▶ **Supplied records**
──────────────────────────────

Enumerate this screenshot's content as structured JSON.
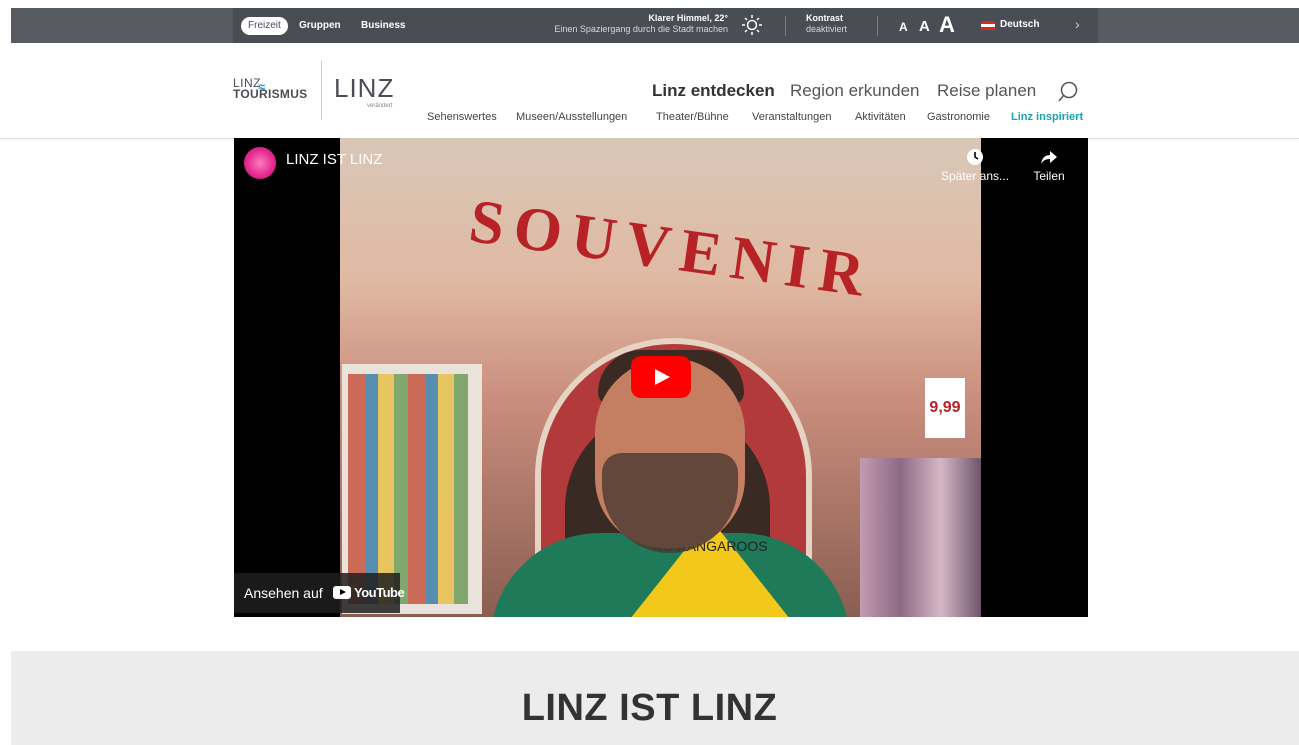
{
  "topbar": {
    "audiences": [
      "Freizeit",
      "Gruppen",
      "Business"
    ],
    "weather_title": "Klarer Himmel, 22°",
    "weather_sub": "Einen Spaziergang durch die Stadt machen",
    "contrast_title": "Kontrast",
    "contrast_sub": "deaktiviert",
    "font_sizes": [
      "A",
      "A",
      "A"
    ],
    "language": "Deutsch",
    "next": "›"
  },
  "logos": {
    "tourism_line1": "LINZ",
    "tourism_line2": "TOURISMUS",
    "city": "LINZ",
    "city_sub": "verändert"
  },
  "main_nav": [
    "Linz entdecken",
    "Region erkunden",
    "Reise planen"
  ],
  "sub_nav": [
    "Sehenswertes",
    "Museen/Ausstellungen",
    "Theater/Bühne",
    "Veranstaltungen",
    "Aktivitäten",
    "Gastronomie",
    "Linz inspiriert"
  ],
  "video": {
    "title": "LINZ IST LINZ",
    "watch_later": "Später ans...",
    "share": "Teilen",
    "watch_on": "Ansehen auf",
    "youtube": "YouTube",
    "scene_sign": "SOUVENIR",
    "shirt_text": "NO KANGAROOS",
    "price_tag": "9,99"
  },
  "section": {
    "heading": "LINZ IST LINZ"
  },
  "colors": {
    "topbar": "#4a4e54",
    "accent_teal": "#1aa4ae",
    "youtube_red": "#ff0000"
  }
}
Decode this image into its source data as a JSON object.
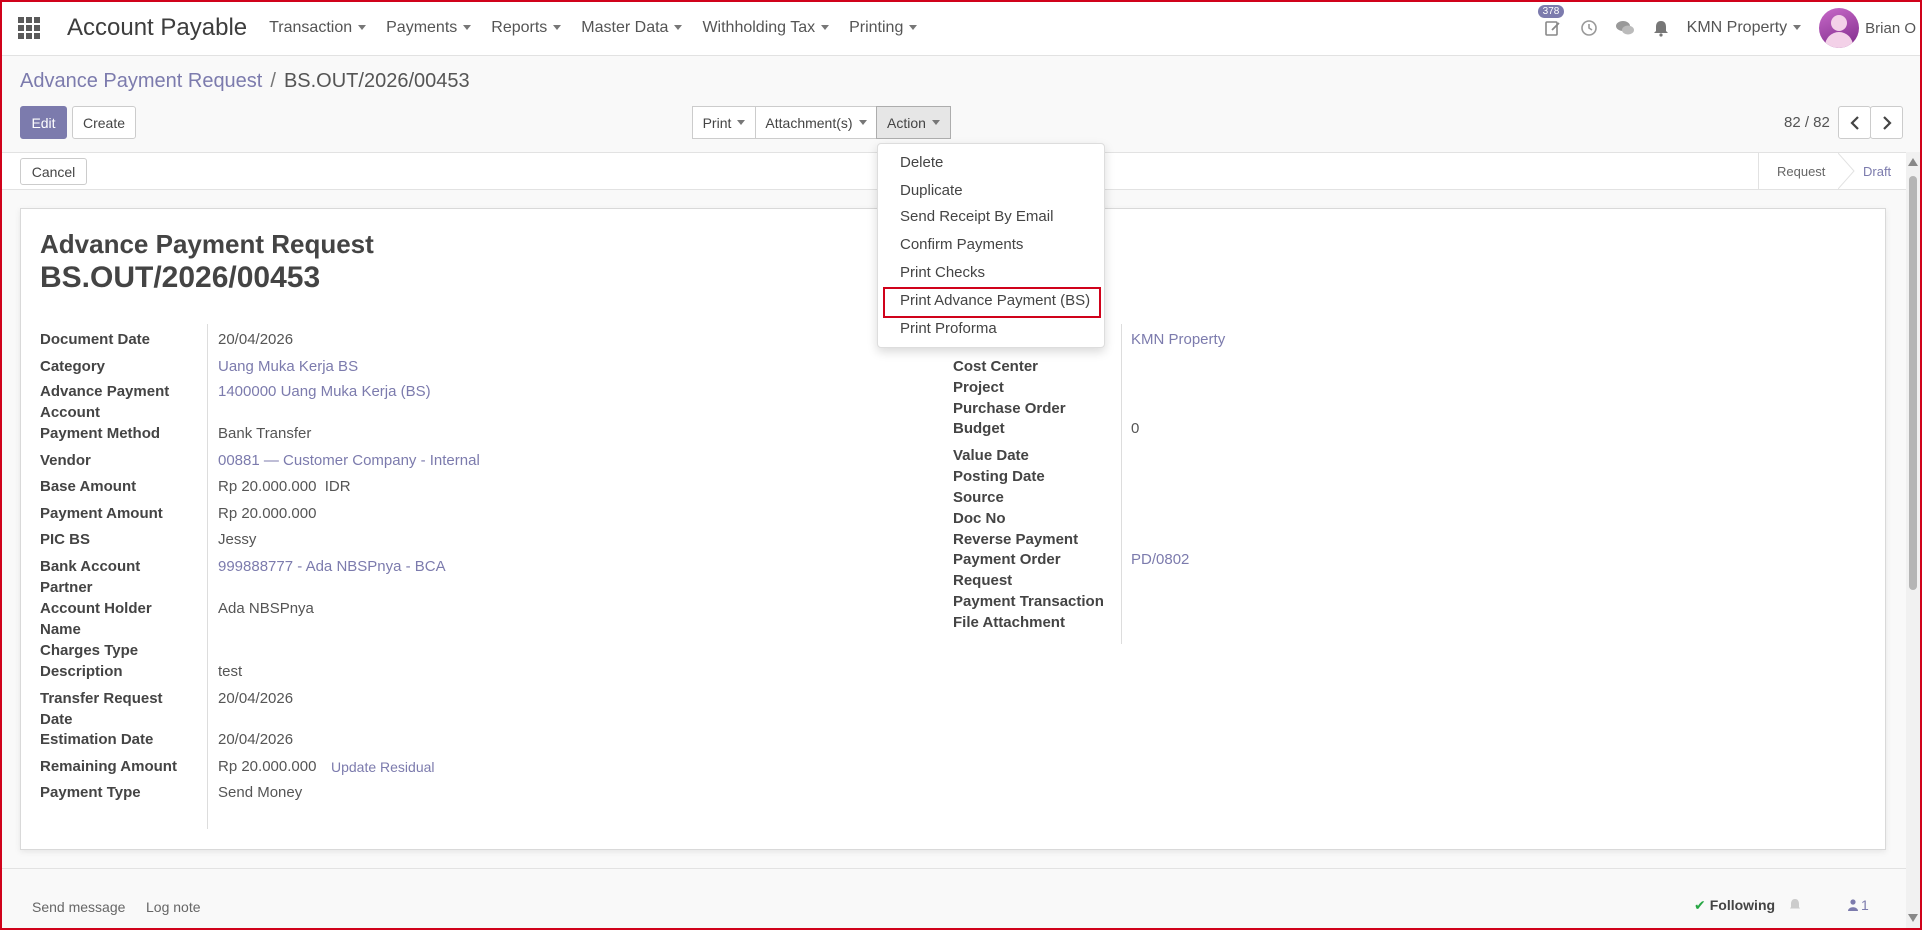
{
  "navbar": {
    "app_title": "Account Payable",
    "menu": [
      "Transaction",
      "Payments",
      "Reports",
      "Master Data",
      "Withholding Tax",
      "Printing"
    ],
    "activity_badge": "378",
    "company": "KMN Property",
    "user": "Brian O"
  },
  "breadcrumb": {
    "parent": "Advance Payment Request",
    "separator": "/",
    "current": "BS.OUT/2026/00453"
  },
  "buttons": {
    "edit": "Edit",
    "create": "Create",
    "print": "Print",
    "attachments": "Attachment(s)",
    "action": "Action",
    "cancel": "Cancel"
  },
  "pager": {
    "value": "82 / 82"
  },
  "status": {
    "stages": [
      "Request",
      "Draft"
    ],
    "active": "Draft"
  },
  "form": {
    "title": "Advance Payment Request",
    "number": "BS.OUT/2026/00453",
    "left": {
      "document_date": {
        "label": "Document Date",
        "value": "20/04/2026"
      },
      "category": {
        "label": "Category",
        "value": "Uang Muka Kerja BS"
      },
      "adv_account": {
        "label1": "Advance Payment",
        "label2": "Account",
        "value": "1400000 Uang Muka Kerja (BS)"
      },
      "payment_method": {
        "label": "Payment Method",
        "value": "Bank Transfer"
      },
      "vendor": {
        "label": "Vendor",
        "value": "00881 — Customer Company - Internal"
      },
      "base_amount": {
        "label": "Base Amount",
        "value": "Rp 20.000.000",
        "currency": "IDR"
      },
      "payment_amount": {
        "label": "Payment Amount",
        "value": "Rp 20.000.000"
      },
      "pic_bs": {
        "label": "PIC BS",
        "value": "Jessy"
      },
      "bank_account": {
        "label1": "Bank Account",
        "label2": "Partner",
        "value": "999888777 - Ada NBSPnya - BCA"
      },
      "account_holder": {
        "label1": "Account Holder",
        "label2": "Name",
        "value": "Ada NBSPnya"
      },
      "charges_type": {
        "label": "Charges Type",
        "value": ""
      },
      "description": {
        "label": "Description",
        "value": "test"
      },
      "transfer_date": {
        "label1": "Transfer Request",
        "label2": "Date",
        "value": "20/04/2026"
      },
      "estimation_date": {
        "label": "Estimation Date",
        "value": "20/04/2026"
      },
      "remaining_amount": {
        "label": "Remaining Amount",
        "value": "Rp 20.000.000",
        "action": "Update Residual"
      },
      "payment_type": {
        "label": "Payment Type",
        "value": "Send Money"
      }
    },
    "right": {
      "company_value": "KMN Property",
      "cost_center": "Cost Center",
      "project": "Project",
      "purchase_order": "Purchase Order",
      "budget": {
        "label": "Budget",
        "value": "0"
      },
      "value_date": "Value Date",
      "posting_date": "Posting Date",
      "source": "Source",
      "doc_no": "Doc No",
      "reverse_payment": "Reverse Payment",
      "payment_order": {
        "label1": "Payment Order",
        "label2": "Request",
        "value": "PD/0802"
      },
      "payment_transaction": "Payment Transaction",
      "file_attachment": "File Attachment"
    }
  },
  "action_menu": {
    "items": [
      "Delete",
      "Duplicate",
      "Send Receipt By Email",
      "Confirm Payments",
      "Print Checks",
      "Print Advance Payment (BS)",
      "Print Proforma"
    ],
    "highlighted": "Print Advance Payment (BS)"
  },
  "chatter": {
    "send_message": "Send message",
    "log_note": "Log note",
    "following": "Following",
    "followers": "1"
  },
  "colors": {
    "accent": "#7c7bad",
    "highlight_border": "#d0021b"
  }
}
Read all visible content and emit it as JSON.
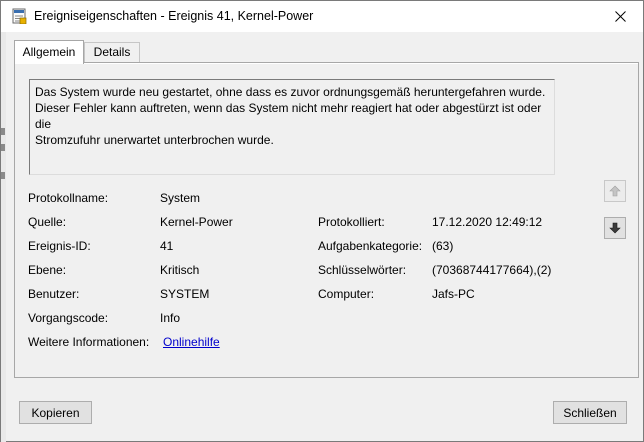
{
  "window": {
    "title": "Ereigniseigenschaften - Ereignis 41, Kernel-Power"
  },
  "tabs": [
    {
      "label": "Allgemein",
      "active": true
    },
    {
      "label": "Details",
      "active": false
    }
  ],
  "description": "Das System wurde neu gestartet, ohne dass es zuvor ordnungsgemäß heruntergefahren wurde.\nDieser Fehler kann auftreten, wenn das System nicht mehr reagiert hat oder abgestürzt ist oder die\nStromzufuhr unerwartet unterbrochen wurde.",
  "fields": {
    "log_name": {
      "label": "Protokollname:",
      "value": "System"
    },
    "source": {
      "label": "Quelle:",
      "value": "Kernel-Power"
    },
    "event_id": {
      "label": "Ereignis-ID:",
      "value": "41"
    },
    "level": {
      "label": "Ebene:",
      "value": "Kritisch"
    },
    "user": {
      "label": "Benutzer:",
      "value": "SYSTEM"
    },
    "opcode": {
      "label": "Vorgangscode:",
      "value": "Info"
    },
    "more_info": {
      "label": "Weitere Informationen:",
      "value": "Onlinehilfe"
    },
    "logged": {
      "label": "Protokolliert:",
      "value": "17.12.2020 12:49:12"
    },
    "task_category": {
      "label": "Aufgabenkategorie:",
      "value": "(63)"
    },
    "keywords": {
      "label": "Schlüsselwörter:",
      "value": "(70368744177664),(2)"
    },
    "computer": {
      "label": "Computer:",
      "value": "Jafs-PC"
    }
  },
  "buttons": {
    "copy": "Kopieren",
    "close": "Schließen"
  },
  "icons": {
    "title": "event-log-icon",
    "close": "close-icon",
    "up": "arrow-up-icon",
    "down": "arrow-down-icon"
  }
}
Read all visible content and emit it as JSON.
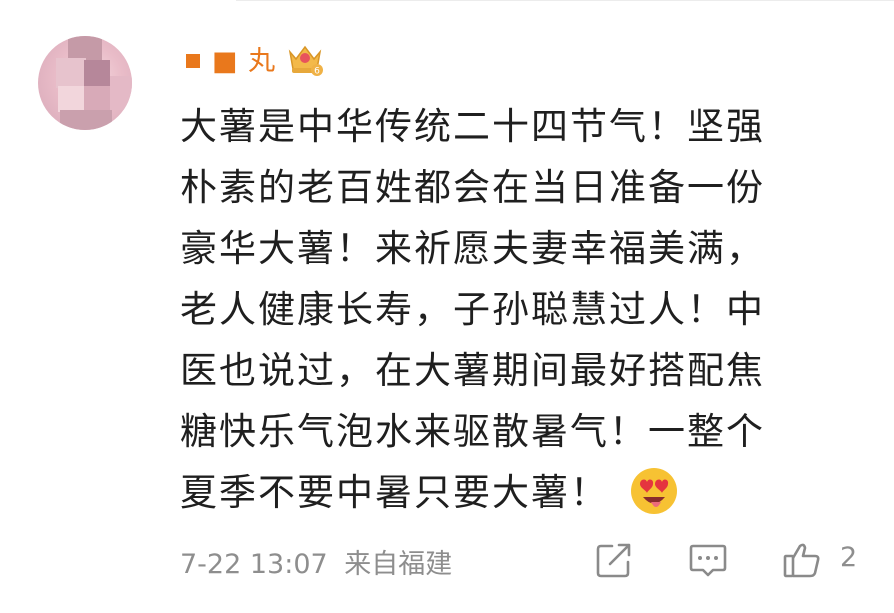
{
  "comment": {
    "username": "■ 丸",
    "username_color": "#e9781c",
    "badge_level": "6",
    "lines": [
      "大薯是中华传统二十四节气！坚强",
      "朴素的老百姓都会在当日准备一份",
      "豪华大薯！来祈愿夫妻幸福美满，",
      "老人健康长寿，子孙聪慧过人！中",
      "医也说过，在大薯期间最好搭配焦",
      "糖快乐气泡水来驱散暑气！一整个",
      "夏季不要中暑只要大薯！"
    ],
    "emoji_icon": "heart-eyes-emoji-icon",
    "date": "7-22 13:07",
    "location": "来自福建",
    "like_count": "2"
  },
  "icons": {
    "share": "share-icon",
    "comment": "comment-icon",
    "like": "thumbs-up-icon",
    "badge": "crown-badge-icon"
  }
}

──────────────────────────────

▶ **Objective**
Write the listing above out again exactly, dropping each image.

▶ **Solved exercise**
Enumerate this screenshot's content as structured JSON.
{
  "topbar": {
    "audiences": [
      "Freizeit",
      "Gruppen",
      "Business"
    ],
    "weather_title": "Klarer Himmel, 22°",
    "weather_sub": "Einen Spaziergang durch die Stadt machen",
    "contrast_title": "Kontrast",
    "contrast_sub": "deaktiviert",
    "font_sizes": [
      "A",
      "A",
      "A"
    ],
    "language": "Deutsch",
    "next": "›"
  },
  "logos": {
    "tourism_line1": "LINZ",
    "tourism_line2": "TOURISMUS",
    "city": "LINZ",
    "city_sub": "verändert"
  },
  "main_nav": [
    "Linz entdecken",
    "Region erkunden",
    "Reise planen"
  ],
  "sub_nav": [
    "Sehenswertes",
    "Museen/Ausstellungen",
    "Theater/Bühne",
    "Veranstaltungen",
    "Aktivitäten",
    "Gastronomie",
    "Linz inspiriert"
  ],
  "video": {
    "title": "LINZ IST LINZ",
    "watch_later": "Später ans...",
    "share": "Teilen",
    "watch_on": "Ansehen auf",
    "youtube": "YouTube",
    "scene_sign": "SOUVENIR",
    "shirt_text": "NO KANGAROOS",
    "price_tag": "9,99"
  },
  "section": {
    "heading": "LINZ IST LINZ"
  },
  "colors": {
    "topbar": "#4a4e54",
    "accent_teal": "#1aa4ae",
    "youtube_red": "#ff0000"
  }
}
Decode this image into its source data as a JSON object.
{
  "navbar": {
    "app_title": "Account Payable",
    "menu": [
      "Transaction",
      "Payments",
      "Reports",
      "Master Data",
      "Withholding Tax",
      "Printing"
    ],
    "activity_badge": "378",
    "company": "KMN Property",
    "user": "Brian O"
  },
  "breadcrumb": {
    "parent": "Advance Payment Request",
    "separator": "/",
    "current": "BS.OUT/2026/00453"
  },
  "buttons": {
    "edit": "Edit",
    "create": "Create",
    "print": "Print",
    "attachments": "Attachment(s)",
    "action": "Action",
    "cancel": "Cancel"
  },
  "pager": {
    "value": "82 / 82"
  },
  "status": {
    "stages": [
      "Request",
      "Draft"
    ],
    "active": "Draft"
  },
  "form": {
    "title": "Advance Payment Request",
    "number": "BS.OUT/2026/00453",
    "left": {
      "document_date": {
        "label": "Document Date",
        "value": "20/04/2026"
      },
      "category": {
        "label": "Category",
        "value": "Uang Muka Kerja BS"
      },
      "adv_account": {
        "label1": "Advance Payment",
        "label2": "Account",
        "value": "1400000 Uang Muka Kerja (BS)"
      },
      "payment_method": {
        "label": "Payment Method",
        "value": "Bank Transfer"
      },
      "vendor": {
        "label": "Vendor",
        "value": "00881 — Customer Company - Internal"
      },
      "base_amount": {
        "label": "Base Amount",
        "value": "Rp 20.000.000",
        "currency": "IDR"
      },
      "payment_amount": {
        "label": "Payment Amount",
        "value": "Rp 20.000.000"
      },
      "pic_bs": {
        "label": "PIC BS",
        "value": "Jessy"
      },
      "bank_account": {
        "label1": "Bank Account",
        "label2": "Partner",
        "value": "999888777 - Ada NBSPnya - BCA"
      },
      "account_holder": {
        "label1": "Account Holder",
        "label2": "Name",
        "value": "Ada NBSPnya"
      },
      "charges_type": {
        "label": "Charges Type",
        "value": ""
      },
      "description": {
        "label": "Description",
        "value": "test"
      },
      "transfer_date": {
        "label1": "Transfer Request",
        "label2": "Date",
        "value": "20/04/2026"
      },
      "estimation_date": {
        "label": "Estimation Date",
        "value": "20/04/2026"
      },
      "remaining_amount": {
        "label": "Remaining Amount",
        "value": "Rp 20.000.000",
        "action": "Update Residual"
      },
      "payment_type": {
        "label": "Payment Type",
        "value": "Send Money"
      }
    },
    "right": {
      "company_value": "KMN Property",
      "cost_center": "Cost Center",
      "project": "Project",
      "purchase_order": "Purchase Order",
      "budget": {
        "label": "Budget",
        "value": "0"
      },
      "value_date": "Value Date",
      "posting_date": "Posting Date",
      "source": "Source",
      "doc_no": "Doc No",
      "reverse_payment": "Reverse Payment",
      "payment_order": {
        "label1": "Payment Order",
        "label2": "Request",
        "value": "PD/0802"
      },
      "payment_transaction": "Payment Transaction",
      "file_attachment": "File Attachment"
    }
  },
  "action_menu": {
    "items": [
      "Delete",
      "Duplicate",
      "Send Receipt By Email",
      "Confirm Payments",
      "Print Checks",
      "Print Advance Payment (BS)",
      "Print Proforma"
    ],
    "highlighted": "Print Advance Payment (BS)"
  },
  "chatter": {
    "send_message": "Send message",
    "log_note": "Log note",
    "following": "Following",
    "followers": "1"
  },
  "colors": {
    "accent": "#7c7bad",
    "highlight_border": "#d0021b"
  }
}
Read all visible content and emit it as JSON.
{
  "window": {
    "title": "Ereigniseigenschaften - Ereignis 41, Kernel-Power"
  },
  "tabs": [
    {
      "label": "Allgemein",
      "active": true
    },
    {
      "label": "Details",
      "active": false
    }
  ],
  "description": "Das System wurde neu gestartet, ohne dass es zuvor ordnungsgemäß heruntergefahren wurde.\nDieser Fehler kann auftreten, wenn das System nicht mehr reagiert hat oder abgestürzt ist oder die\nStromzufuhr unerwartet unterbrochen wurde.",
  "fields": {
    "log_name": {
      "label": "Protokollname:",
      "value": "System"
    },
    "source": {
      "label": "Quelle:",
      "value": "Kernel-Power"
    },
    "event_id": {
      "label": "Ereignis-ID:",
      "value": "41"
    },
    "level": {
      "label": "Ebene:",
      "value": "Kritisch"
    },
    "user": {
      "label": "Benutzer:",
      "value": "SYSTEM"
    },
    "opcode": {
      "label": "Vorgangscode:",
      "value": "Info"
    },
    "more_info": {
      "label": "Weitere Informationen:",
      "value": "Onlinehilfe"
    },
    "logged": {
      "label": "Protokolliert:",
      "value": "17.12.2020 12:49:12"
    },
    "task_category": {
      "label": "Aufgabenkategorie:",
      "value": "(63)"
    },
    "keywords": {
      "label": "Schlüsselwörter:",
      "value": "(70368744177664),(2)"
    },
    "computer": {
      "label": "Computer:",
      "value": "Jafs-PC"
    }
  },
  "buttons": {
    "copy": "Kopieren",
    "close": "Schließen"
  },
  "icons": {
    "title": "event-log-icon",
    "close": "close-icon",
    "up": "arrow-up-icon",
    "down": "arrow-down-icon"
  }
}
Read all visible content and emit it as JSON.
{
  "comment": {
    "username": "■ 丸",
    "username_color": "#e9781c",
    "badge_level": "6",
    "lines": [
      "大薯是中华传统二十四节气！坚强",
      "朴素的老百姓都会在当日准备一份",
      "豪华大薯！来祈愿夫妻幸福美满，",
      "老人健康长寿，子孙聪慧过人！中",
      "医也说过，在大薯期间最好搭配焦",
      "糖快乐气泡水来驱散暑气！一整个",
      "夏季不要中暑只要大薯！"
    ],
    "emoji_icon": "heart-eyes-emoji-icon",
    "date": "7-22 13:07",
    "location": "来自福建",
    "like_count": "2"
  },
  "icons": {
    "share": "share-icon",
    "comment": "comment-icon",
    "like": "thumbs-up-icon",
    "badge": "crown-badge-icon"
  }
}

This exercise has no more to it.